_TASK DIRECTIONS_. Single out the lines that include the word "Title". Copy them.

----- SUPPLIED RECORDS

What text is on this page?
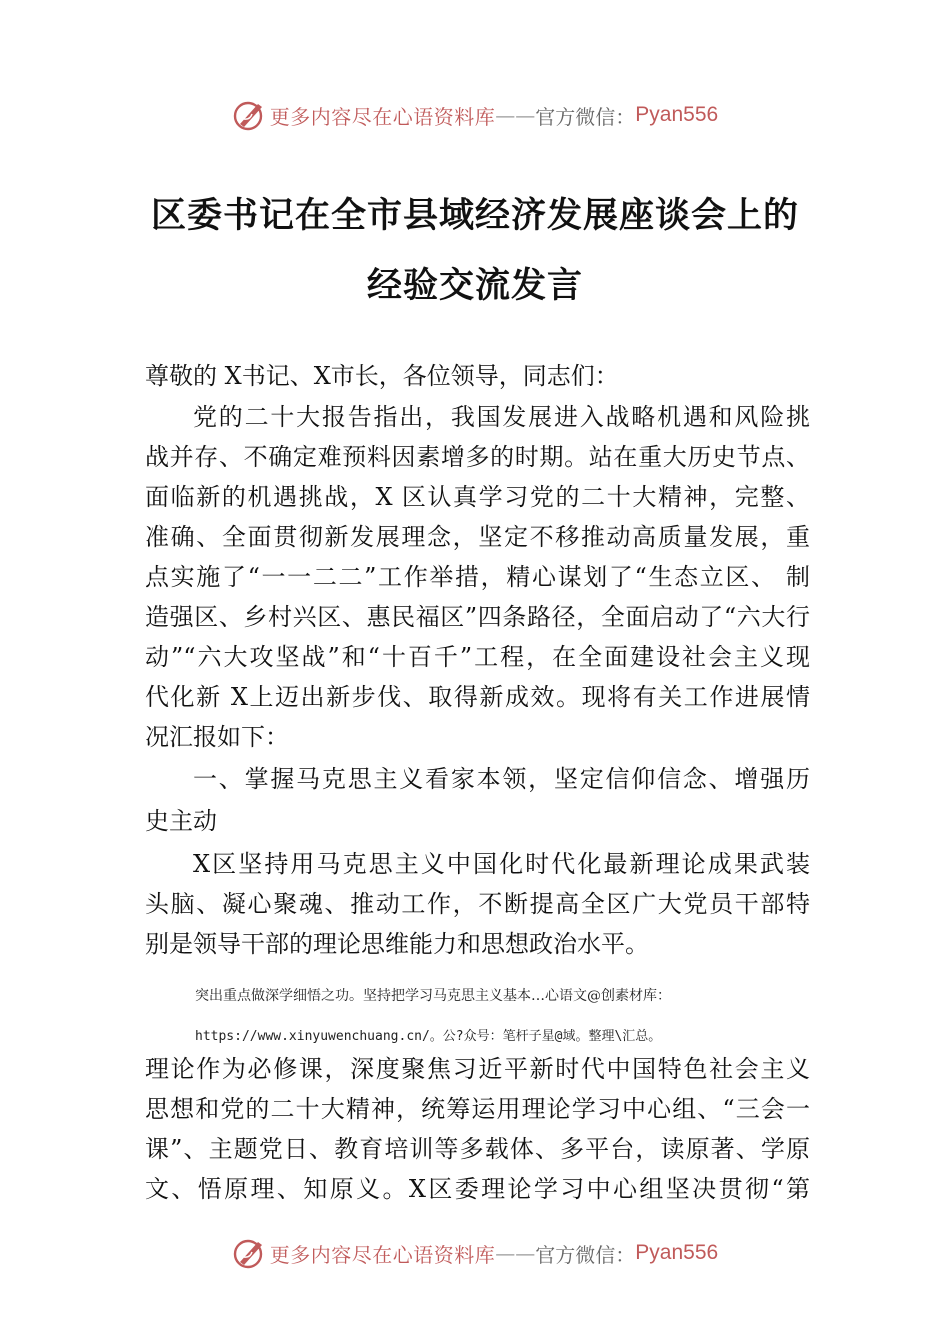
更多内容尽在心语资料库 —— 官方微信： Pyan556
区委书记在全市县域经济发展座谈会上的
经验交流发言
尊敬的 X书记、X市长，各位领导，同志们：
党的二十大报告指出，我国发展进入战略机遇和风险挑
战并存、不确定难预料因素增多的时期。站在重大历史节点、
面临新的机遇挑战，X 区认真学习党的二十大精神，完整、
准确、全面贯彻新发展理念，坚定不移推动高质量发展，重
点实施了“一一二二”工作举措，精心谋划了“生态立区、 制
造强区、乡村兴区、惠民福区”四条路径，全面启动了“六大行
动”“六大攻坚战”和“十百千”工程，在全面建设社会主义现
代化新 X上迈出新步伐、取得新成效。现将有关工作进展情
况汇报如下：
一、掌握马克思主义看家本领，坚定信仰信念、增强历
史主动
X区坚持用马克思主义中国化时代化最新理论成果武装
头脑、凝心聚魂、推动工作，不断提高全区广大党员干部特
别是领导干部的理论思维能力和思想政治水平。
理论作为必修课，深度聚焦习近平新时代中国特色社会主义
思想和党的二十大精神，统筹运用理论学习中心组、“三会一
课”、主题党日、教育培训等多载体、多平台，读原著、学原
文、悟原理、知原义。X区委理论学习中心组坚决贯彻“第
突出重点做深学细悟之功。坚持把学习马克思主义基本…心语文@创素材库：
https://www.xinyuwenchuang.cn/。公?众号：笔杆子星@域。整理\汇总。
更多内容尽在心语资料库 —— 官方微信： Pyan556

----------
----- SUPPLIED RECORDS

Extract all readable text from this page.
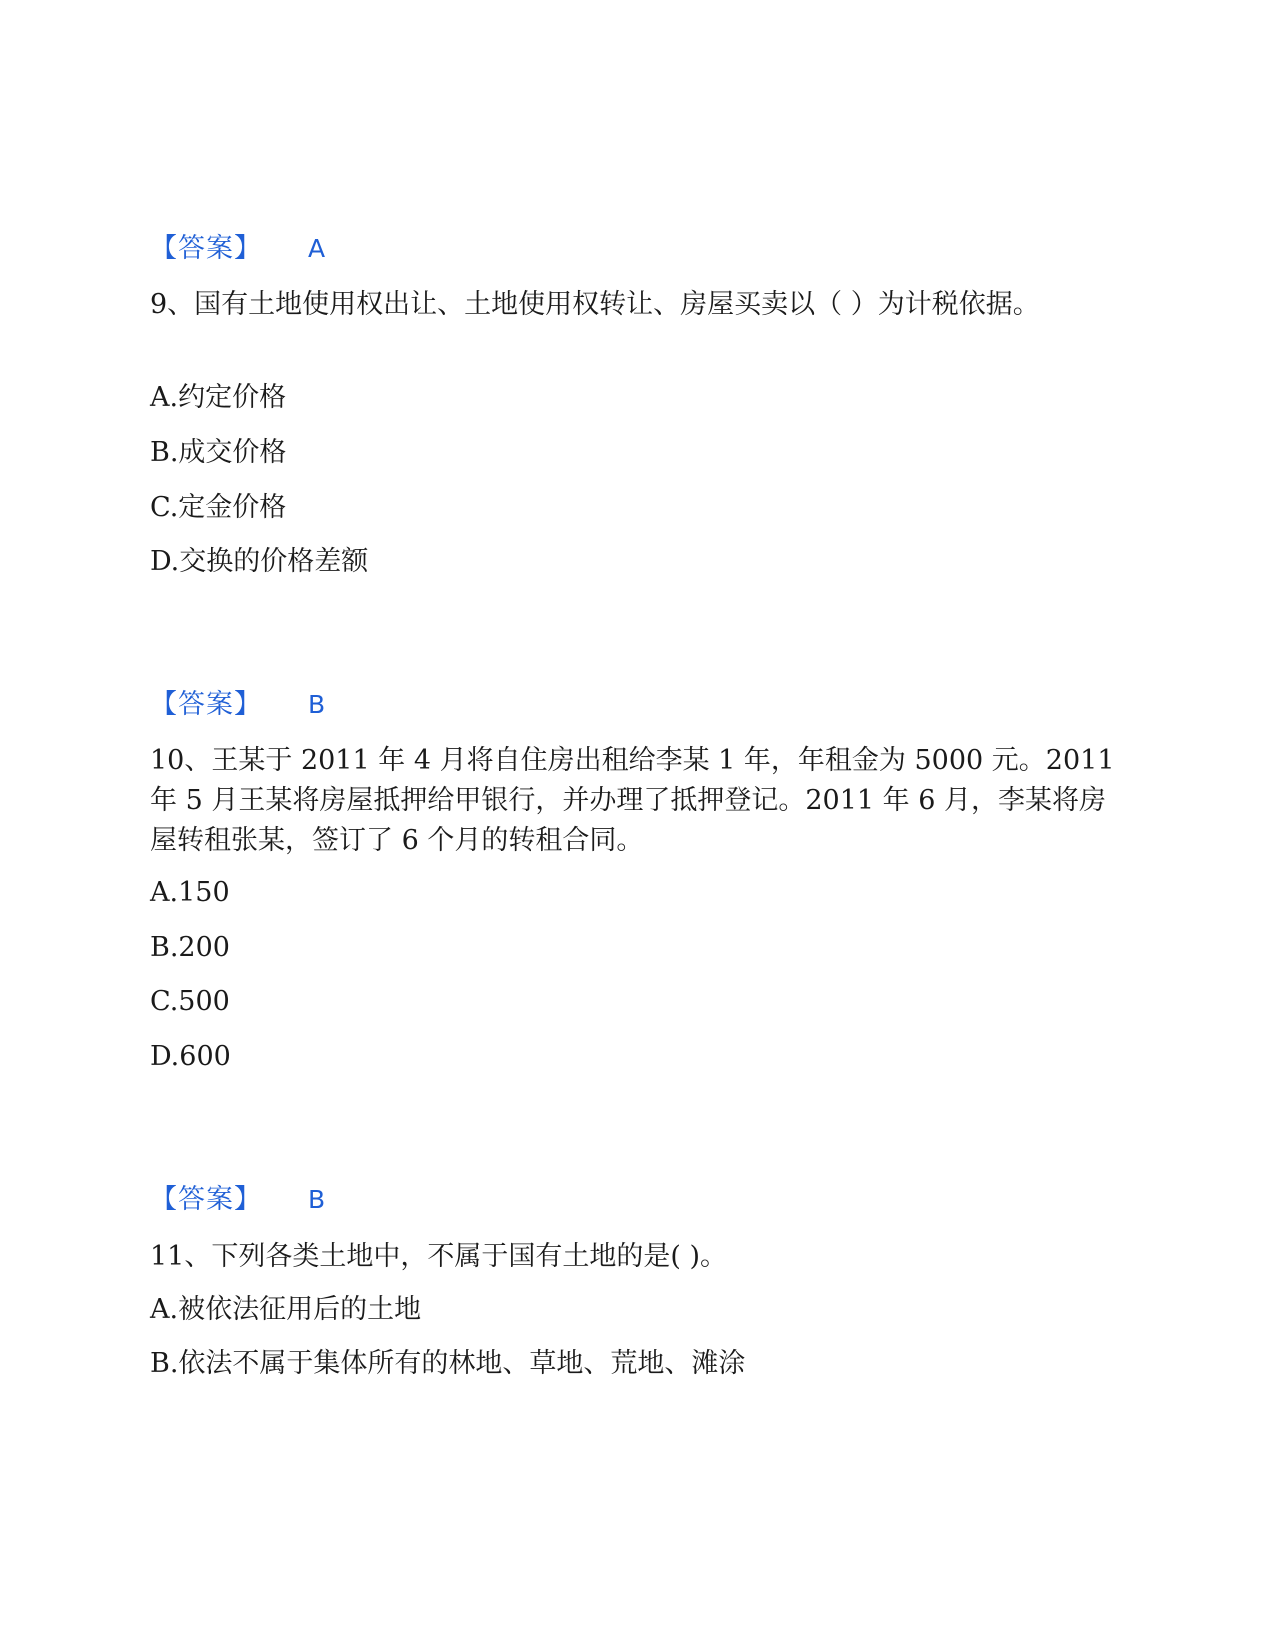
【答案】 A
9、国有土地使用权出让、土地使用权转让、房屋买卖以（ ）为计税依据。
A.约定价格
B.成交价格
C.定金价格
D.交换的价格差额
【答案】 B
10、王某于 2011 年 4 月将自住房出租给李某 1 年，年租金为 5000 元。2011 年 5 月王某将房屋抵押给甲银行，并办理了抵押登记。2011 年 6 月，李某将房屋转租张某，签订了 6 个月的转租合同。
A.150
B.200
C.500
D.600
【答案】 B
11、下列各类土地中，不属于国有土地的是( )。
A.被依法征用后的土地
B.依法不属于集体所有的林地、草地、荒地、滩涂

----------
----- SUPPLIED RECORDS

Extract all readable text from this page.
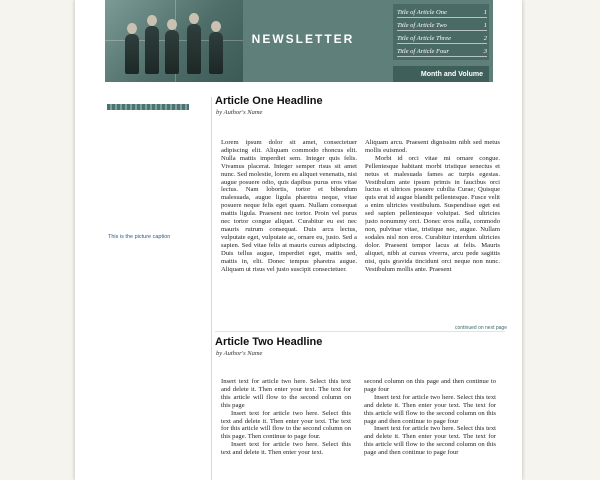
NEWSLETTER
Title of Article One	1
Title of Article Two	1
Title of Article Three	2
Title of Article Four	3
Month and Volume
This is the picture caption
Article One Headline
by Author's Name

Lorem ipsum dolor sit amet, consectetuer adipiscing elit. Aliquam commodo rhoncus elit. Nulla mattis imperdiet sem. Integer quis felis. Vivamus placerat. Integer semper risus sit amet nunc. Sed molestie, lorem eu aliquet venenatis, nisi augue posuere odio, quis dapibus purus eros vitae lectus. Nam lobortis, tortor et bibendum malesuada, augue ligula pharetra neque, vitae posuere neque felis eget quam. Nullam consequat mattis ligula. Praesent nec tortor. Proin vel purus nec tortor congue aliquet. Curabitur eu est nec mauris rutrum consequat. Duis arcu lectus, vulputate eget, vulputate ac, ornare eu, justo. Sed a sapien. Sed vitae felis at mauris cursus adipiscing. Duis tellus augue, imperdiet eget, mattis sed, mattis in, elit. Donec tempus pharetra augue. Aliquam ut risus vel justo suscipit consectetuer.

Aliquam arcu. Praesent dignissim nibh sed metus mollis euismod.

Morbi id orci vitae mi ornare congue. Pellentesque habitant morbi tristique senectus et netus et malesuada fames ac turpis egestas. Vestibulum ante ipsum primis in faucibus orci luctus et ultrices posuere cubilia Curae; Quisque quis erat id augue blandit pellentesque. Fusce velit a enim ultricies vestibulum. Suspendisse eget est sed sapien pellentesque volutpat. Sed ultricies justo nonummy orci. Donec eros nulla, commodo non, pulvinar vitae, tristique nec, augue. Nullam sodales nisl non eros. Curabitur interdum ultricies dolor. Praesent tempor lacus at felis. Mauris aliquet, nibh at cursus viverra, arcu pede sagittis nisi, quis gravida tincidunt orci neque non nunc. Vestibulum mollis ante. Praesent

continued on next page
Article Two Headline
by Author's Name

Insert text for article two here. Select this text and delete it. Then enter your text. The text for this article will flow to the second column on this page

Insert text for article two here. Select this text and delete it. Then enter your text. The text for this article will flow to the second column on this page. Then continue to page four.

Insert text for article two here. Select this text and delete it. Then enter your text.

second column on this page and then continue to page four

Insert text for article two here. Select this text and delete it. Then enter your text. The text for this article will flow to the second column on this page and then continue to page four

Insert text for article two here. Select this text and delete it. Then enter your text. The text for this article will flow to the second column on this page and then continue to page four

----------

_FINISHED TASK_.
Title of Article One	1
Title of Article Two	1
Title of Article Three	2
Title of Article Four	3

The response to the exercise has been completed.